_Document excerpt_.
Begin
But because I became so associated with this (and it had a catchy hashtag!) I started having people tag me every time their second cousin got the third runners up prize in the sub regional 8th divisional 4th place quarter finals for the national spelling bee. They'd say "So proud of little Chadwick! Sorry Liam <tag>, but it seems like there are some heroes after all!!!!!!!1!!111!!!ELEVEN!!1!!" Then (I imagine) they would spend the next week or so high fiving all their friends and calling up their grandparents to tell them about this delightful witticism they just put out there. Obviously this was intolerable, so I totally dropped the hashtag, and memed my way out of it by conspicuously coming to like and identify with Carnap. This has worked pretty well and now I don't get that anymore. In fact, once at a conference I met some people who only knew me from twitter; we'd all had a bit to drink, so I said "Who did nothing wrong?" then in unison everyone shouted "Carnap!" So, why Carnap? That's what this post is about.
Because, here's the thing, when it comes to the philosophical positions he spent most time developing, I don't actually agree much with Carnap on substance nor do I work on the same project as him. His work on the semantics of modal logic was certainly historically important but it has been quite appropriately supplanted by Kripke's approach. The project of the Aufbau is in some sense beautiful and impressive - but as far as I can tell it has, again, been set aside on good grounds, and I am not pursuing its contemporary analogues. I have a lot of respect for the people working on inductive logic (which definitely has direct links to the historical Carnap's project) but I haven't followed it in enough detail to know exactly what of Carnap's has been kept and where I agree. I actively disagree with the view of race I gleaned from him and others. I love the nameless-station railway map metaphor for structuralism that Carnap came up with, but I'm not invested one way or another in the view. I am more sympathetic than most to Carnap's later verificationism, but even there (as I have wrote previously) I think Carnap never did a good job of explaining why exactly one should believe it and how exactly it is to be applied in its own case.
End
_Instruction_.
Continue the post on Carnap from its final sentence, carrying its argument forward in the same first-person voice.

_Recorded information_.
Begin
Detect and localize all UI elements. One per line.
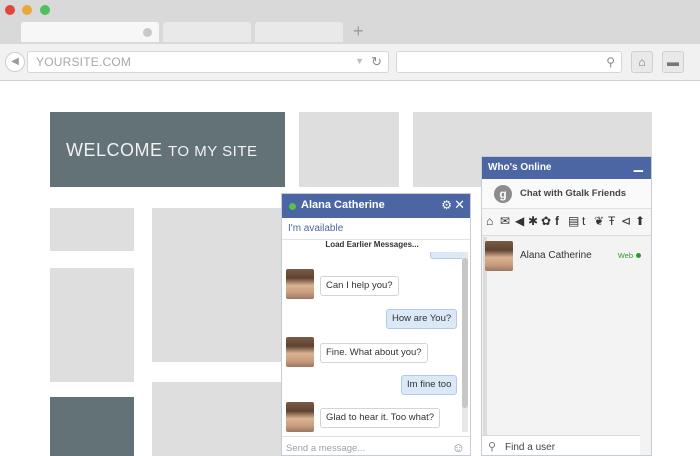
contact-status: Web	[617, 251, 633, 260]
message-input[interactable]: Send a message... ☺	[282, 436, 470, 455]
megaphone-icon[interactable]: ◀	[515, 214, 524, 228]
message-bubble: Fine. What about you?	[320, 343, 428, 363]
avatar	[286, 402, 314, 432]
dropdown-caret-icon[interactable]: ▼	[355, 56, 364, 66]
avatar	[286, 269, 314, 299]
search-icon[interactable]: ⚲	[606, 55, 615, 69]
tab-close-icon[interactable]	[143, 28, 152, 37]
content-block	[50, 268, 134, 382]
chat-scrollbar[interactable]	[462, 252, 468, 432]
gallery-icon[interactable]: ▤	[568, 214, 579, 228]
new-tab-icon[interactable]: +	[353, 22, 364, 40]
content-block	[152, 208, 287, 362]
status-text: I'm available	[288, 223, 344, 234]
share-icon[interactable]: ⊲	[621, 214, 631, 228]
whos-online-title: Who's Online	[488, 162, 552, 173]
whos-online-header[interactable]: Who's Online ▁	[482, 157, 651, 179]
close-icon[interactable]: ✕	[454, 197, 465, 213]
reload-icon[interactable]: ↻	[371, 54, 382, 70]
text-icon[interactable]: Ŧ	[608, 214, 615, 228]
avatar	[485, 241, 513, 271]
chat-header[interactable]: Alana Catherine ⚙ ✕	[282, 194, 470, 218]
address-bar[interactable]: YOURSITE.COM ▼ ↻	[27, 51, 389, 73]
emoji-icon[interactable]: ☺	[452, 440, 465, 455]
contact-item[interactable]: Alana Catherine Web	[482, 237, 651, 273]
browser-tab[interactable]	[255, 22, 343, 42]
scrollbar-thumb[interactable]	[462, 258, 468, 408]
home-button[interactable]: ⌂	[631, 51, 653, 73]
status-selector[interactable]: I'm available	[282, 218, 470, 240]
message-bubble: Glad to hear it. Too what?	[320, 408, 441, 428]
online-status-icon	[289, 203, 296, 210]
content-block	[50, 208, 134, 251]
maximize-window-icon[interactable]	[40, 5, 50, 15]
facebook-icon[interactable]: f	[555, 214, 559, 228]
close-window-icon[interactable]	[5, 5, 15, 15]
browser-tab[interactable]	[163, 22, 251, 42]
chat-contact-name: Alana Catherine	[301, 199, 385, 211]
whos-online-panel: Who's Online ▁ g Chat with Gtalk Friends…	[481, 156, 652, 456]
browser-toolbar: ◀ YOURSITE.COM ▼ ↻ ⚲ ⌂ ▬	[0, 44, 700, 81]
minimize-icon[interactable]: ▁	[634, 158, 643, 172]
browser-search-input[interactable]: ⚲	[396, 51, 622, 73]
content-block	[152, 382, 287, 456]
bird-icon[interactable]: ❦	[594, 214, 604, 228]
browser-tab-active[interactable]	[21, 22, 159, 42]
gtalk-connect-row[interactable]: g Chat with Gtalk Friends	[482, 179, 651, 209]
find-user-input[interactable]: ⚲ Find a user	[482, 435, 640, 455]
find-user-placeholder: Find a user	[505, 442, 556, 453]
welcome-banner: WELCOME TO MY SITE	[50, 112, 285, 187]
message-bubble: Im fine too	[401, 375, 458, 395]
chat-window: Alana Catherine ⚙ ✕ I'm available Load E…	[281, 193, 471, 456]
back-button[interactable]: ◀	[5, 52, 25, 72]
welcome-word: WELCOME	[66, 140, 163, 160]
content-block-dark	[50, 397, 134, 456]
tumblr-icon[interactable]: t	[582, 214, 585, 228]
gtalk-label: Chat with Gtalk Friends	[520, 188, 627, 199]
welcome-text: WELCOME TO MY SITE	[66, 140, 258, 161]
browser-window-frame: + ◀ YOURSITE.COM ▼ ↻ ⚲ ⌂ ▬	[0, 0, 700, 81]
upload-icon[interactable]: ⬆	[635, 214, 645, 228]
avatar	[286, 337, 314, 367]
menu-button[interactable]: ▬	[662, 51, 684, 73]
google-logo-icon: g	[494, 185, 512, 203]
minimize-window-icon[interactable]	[22, 5, 32, 15]
home-icon[interactable]: ⌂	[486, 214, 493, 228]
gear-small-icon[interactable]: ✿	[541, 214, 551, 228]
load-earlier-link[interactable]: Load Earlier Messages...	[282, 240, 462, 249]
message-bubble: How are You?	[386, 309, 458, 329]
online-status-icon	[636, 253, 641, 258]
message-placeholder: Send a message...	[286, 443, 366, 454]
welcome-subtitle: TO MY SITE	[168, 143, 258, 160]
search-icon: ⚲	[488, 441, 497, 453]
network-icons-row: ⌂ ✉ ◀ ✱ ✿ f ▤ t ❦ Ŧ ⊲ ⬆	[482, 209, 651, 236]
chat-bubbles-icon[interactable]: ✉	[500, 214, 510, 228]
message-bubble-partial	[430, 252, 464, 259]
content-block	[299, 112, 399, 187]
message-bubble: Can I help you?	[320, 276, 399, 296]
gear-icon[interactable]: ⚙	[441, 198, 452, 212]
url-text: YOURSITE.COM	[36, 55, 132, 69]
star-icon[interactable]: ✱	[528, 214, 538, 228]
contact-name: Alana Catherine	[520, 250, 592, 261]
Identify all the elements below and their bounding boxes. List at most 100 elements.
End
_Expected answer_.
The one place where I am more directly sympathetic and it affects what I do is a cluster of views around Carnapian tolerance. In the Logical Syntax of Language Carnap says:
In logic, there are no morals. Everyone is at liberty to build his own logic, i. e. his own form of language, as he wishes. All that is required of him is that, if he wishes to discuss it, he must state his methods clearly, and give syntactical rules instead of philosophical arguments.He even backs up this easy going tolerance with some rather stirring words:
The first attempts to cast the ship of logic off from the terra firma of the classical forms were certainly bold ones, considered from the historical point of view. But they were hampered by the striving after ‘correctness’. Now, however, that impediment has been overcome, and before us lies the boundless ocean of unlimited possibilities.This basic attitude of tolerance for conceptual exploration and engineering, and pragmatism in matters of application, is then related to a broader metaphilosophical perspective most famously outlined here. Scholars have done much interesting work on the principle of tolerance, and the related engineering projects. Here I do substantially agree, I have given various talks promoting the idea, and have tried to work in this vein in some of my publications. However, at best, that means I relate to Carnap as someone who I thought had a great Big Idea but who never really applied it in ways I find correct or relevant.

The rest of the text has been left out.